### GIVEN REQUEST
Copy again, word for word, the lines from the one containing "Patent image size: (1033, 973)." through the one containing "The main body 1 is at (610, 138).", both included.

### PROVIDED RECORDS

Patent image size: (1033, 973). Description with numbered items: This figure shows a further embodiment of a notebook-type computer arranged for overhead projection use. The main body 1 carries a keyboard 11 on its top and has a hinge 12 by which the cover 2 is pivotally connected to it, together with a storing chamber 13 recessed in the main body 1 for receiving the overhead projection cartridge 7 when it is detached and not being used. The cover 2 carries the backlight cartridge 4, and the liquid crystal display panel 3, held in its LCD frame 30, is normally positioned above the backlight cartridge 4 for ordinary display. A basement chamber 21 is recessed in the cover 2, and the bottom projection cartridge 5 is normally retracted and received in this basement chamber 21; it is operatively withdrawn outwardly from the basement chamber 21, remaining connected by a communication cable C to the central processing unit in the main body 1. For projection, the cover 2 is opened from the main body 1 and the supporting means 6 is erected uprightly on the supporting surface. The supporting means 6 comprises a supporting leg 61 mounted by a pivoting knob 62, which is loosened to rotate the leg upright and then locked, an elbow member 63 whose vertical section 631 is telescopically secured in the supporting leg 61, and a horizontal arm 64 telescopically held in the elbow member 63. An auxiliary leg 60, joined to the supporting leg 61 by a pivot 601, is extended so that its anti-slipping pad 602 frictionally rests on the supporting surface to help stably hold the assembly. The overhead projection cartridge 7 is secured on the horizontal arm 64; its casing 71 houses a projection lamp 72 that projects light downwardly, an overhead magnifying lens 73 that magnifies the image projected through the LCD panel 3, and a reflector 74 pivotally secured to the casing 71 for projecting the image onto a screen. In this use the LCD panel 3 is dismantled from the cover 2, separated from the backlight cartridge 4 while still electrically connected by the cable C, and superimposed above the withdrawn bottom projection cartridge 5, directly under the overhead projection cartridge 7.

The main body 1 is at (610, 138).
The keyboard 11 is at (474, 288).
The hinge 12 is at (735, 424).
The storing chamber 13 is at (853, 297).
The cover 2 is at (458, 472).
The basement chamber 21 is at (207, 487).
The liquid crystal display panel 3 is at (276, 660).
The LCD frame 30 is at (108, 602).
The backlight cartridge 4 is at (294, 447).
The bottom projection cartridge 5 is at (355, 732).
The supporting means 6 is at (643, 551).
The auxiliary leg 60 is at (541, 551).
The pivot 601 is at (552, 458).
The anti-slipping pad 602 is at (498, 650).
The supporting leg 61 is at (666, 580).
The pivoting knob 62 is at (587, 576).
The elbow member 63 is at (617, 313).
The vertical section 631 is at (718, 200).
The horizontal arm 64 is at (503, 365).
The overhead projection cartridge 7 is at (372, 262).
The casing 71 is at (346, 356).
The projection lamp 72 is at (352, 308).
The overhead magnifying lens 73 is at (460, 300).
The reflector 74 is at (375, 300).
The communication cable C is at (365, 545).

---

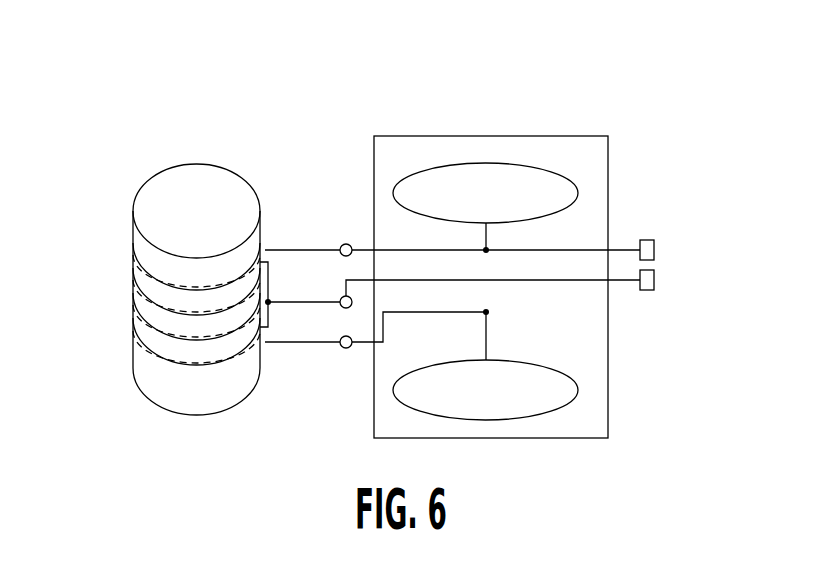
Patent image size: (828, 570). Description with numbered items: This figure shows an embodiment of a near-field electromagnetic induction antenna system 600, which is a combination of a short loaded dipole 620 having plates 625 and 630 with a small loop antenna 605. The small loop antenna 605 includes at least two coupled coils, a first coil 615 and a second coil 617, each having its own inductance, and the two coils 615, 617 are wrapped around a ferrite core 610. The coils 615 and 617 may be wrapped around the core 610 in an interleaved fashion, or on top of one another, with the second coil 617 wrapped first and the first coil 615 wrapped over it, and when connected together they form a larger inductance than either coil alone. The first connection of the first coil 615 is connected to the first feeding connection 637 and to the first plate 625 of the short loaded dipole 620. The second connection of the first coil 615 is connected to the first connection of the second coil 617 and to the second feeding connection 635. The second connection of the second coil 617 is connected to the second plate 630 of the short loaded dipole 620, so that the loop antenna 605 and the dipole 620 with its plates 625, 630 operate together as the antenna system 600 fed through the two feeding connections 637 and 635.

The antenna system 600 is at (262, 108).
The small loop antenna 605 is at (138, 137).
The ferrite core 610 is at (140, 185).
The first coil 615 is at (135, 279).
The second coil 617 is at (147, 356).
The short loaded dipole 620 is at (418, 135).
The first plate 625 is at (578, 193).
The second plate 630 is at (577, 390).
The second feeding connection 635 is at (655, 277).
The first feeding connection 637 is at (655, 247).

* * *

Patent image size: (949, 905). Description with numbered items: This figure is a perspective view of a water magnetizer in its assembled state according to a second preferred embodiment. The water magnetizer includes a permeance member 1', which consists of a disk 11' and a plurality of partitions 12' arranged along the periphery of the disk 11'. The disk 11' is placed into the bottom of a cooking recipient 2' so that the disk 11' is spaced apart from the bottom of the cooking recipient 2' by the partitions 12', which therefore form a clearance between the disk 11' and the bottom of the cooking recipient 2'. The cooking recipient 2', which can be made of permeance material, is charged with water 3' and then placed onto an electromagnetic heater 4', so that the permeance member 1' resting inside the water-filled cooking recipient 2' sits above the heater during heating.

### OUTPUT OF THE TASK
Patent image size: (1033, 973). Description with numbered items: This figure shows a further embodiment of a notebook-type computer arranged for overhead projection use. The main body 1 carries a keyboard 11 on its top and has a hinge 12 by which the cover 2 is pivotally connected to it, together with a storing chamber 13 recessed in the main body 1 for receiving the overhead projection cartridge 7 when it is detached and not being used. The cover 2 carries the backlight cartridge 4, and the liquid crystal display panel 3, held in its LCD frame 30, is normally positioned above the backlight cartridge 4 for ordinary display. A basement chamber 21 is recessed in the cover 2, and the bottom projection cartridge 5 is normally retracted and received in this basement chamber 21; it is operatively withdrawn outwardly from the basement chamber 21, remaining connected by a communication cable C to the central processing unit in the main body 1. For projection, the cover 2 is opened from the main body 1 and the supporting means 6 is erected uprightly on the supporting surface. The supporting means 6 comprises a supporting leg 61 mounted by a pivoting knob 62, which is loosened to rotate the leg upright and then locked, an elbow member 63 whose vertical section 631 is telescopically secured in the supporting leg 61, and a horizontal arm 64 telescopically held in the elbow member 63. An auxiliary leg 60, joined to the supporting leg 61 by a pivot 601, is extended so that its anti-slipping pad 602 frictionally rests on the supporting surface to help stably hold the assembly. The overhead projection cartridge 7 is secured on the horizontal arm 64; its casing 71 houses a projection lamp 72 that projects light downwardly, an overhead magnifying lens 73 that magnifies the image projected through the LCD panel 3, and a reflector 74 pivotally secured to the casing 71 for projecting the image onto a screen. In this use the LCD panel 3 is dismantled from the cover 2, separated from the backlight cartridge 4 while still electrically connected by the cable C, and superimposed above the withdrawn bottom projection cartridge 5, directly under the overhead projection cartridge 7.

The main body 1 is at (610, 138).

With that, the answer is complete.